— start DATASET ROWS —

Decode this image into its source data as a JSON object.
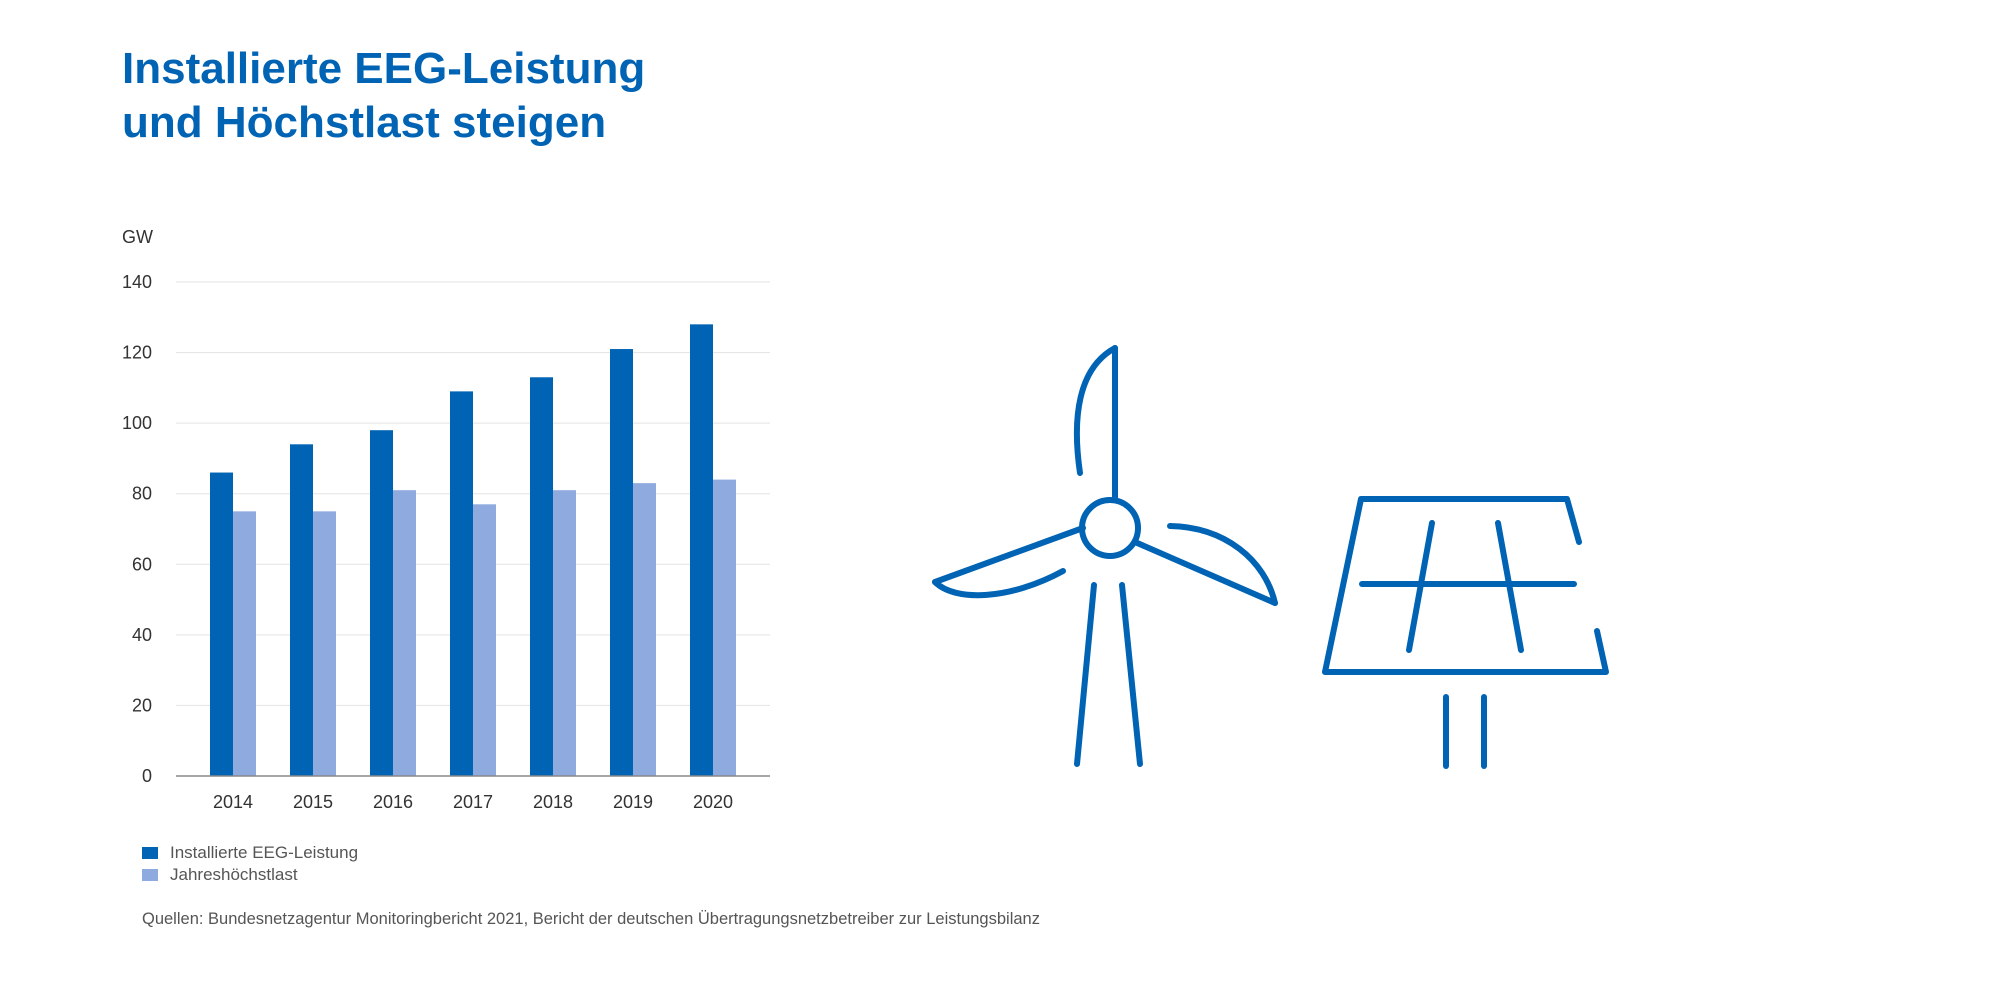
{
  "title": {
    "line1": "Installierte EEG-Leistung",
    "line2": "und Höchstlast steigen"
  },
  "colors": {
    "title": "#0063b4",
    "series_dark": "#0063b4",
    "series_light": "#8eaade",
    "grid": "#e3e3e3",
    "axis": "#888888",
    "icon": "#0063b4"
  },
  "chart_data": {
    "type": "bar",
    "ylabel": "GW",
    "ylim": [
      0,
      140
    ],
    "yticks": [
      0,
      20,
      40,
      60,
      80,
      100,
      120,
      140
    ],
    "grid": true,
    "legend_position": "bottom-left",
    "categories": [
      "2014",
      "2015",
      "2016",
      "2017",
      "2018",
      "2019",
      "2020"
    ],
    "series": [
      {
        "name": "Installierte EEG-Leistung",
        "values": [
          86,
          94,
          98,
          109,
          113,
          121,
          128
        ]
      },
      {
        "name": "Jahreshöchstlast",
        "values": [
          75,
          75,
          81,
          77,
          81,
          83,
          84
        ]
      }
    ]
  },
  "source": "Quellen: Bundesnetzagentur Monitoringbericht 2021, Bericht der deutschen Übertragungsnetzbetreiber zur Leistungsbilanz",
  "icons": [
    "wind-turbine-icon",
    "solar-panel-icon"
  ]
}
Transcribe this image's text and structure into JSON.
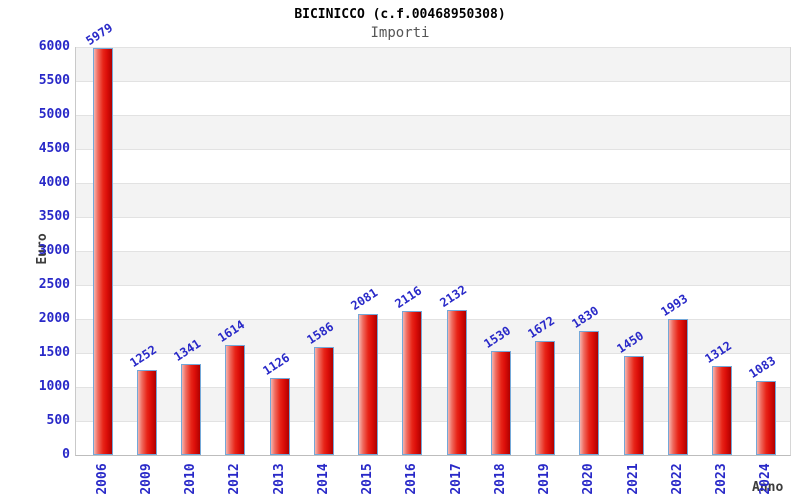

— end DATASET ROWS —

TASK
Track down all lines above with the string "into" and copy them.

SOLUTION
Decode this image into its source data as a JSON object.
Transcribe this image's text and structure into JSON.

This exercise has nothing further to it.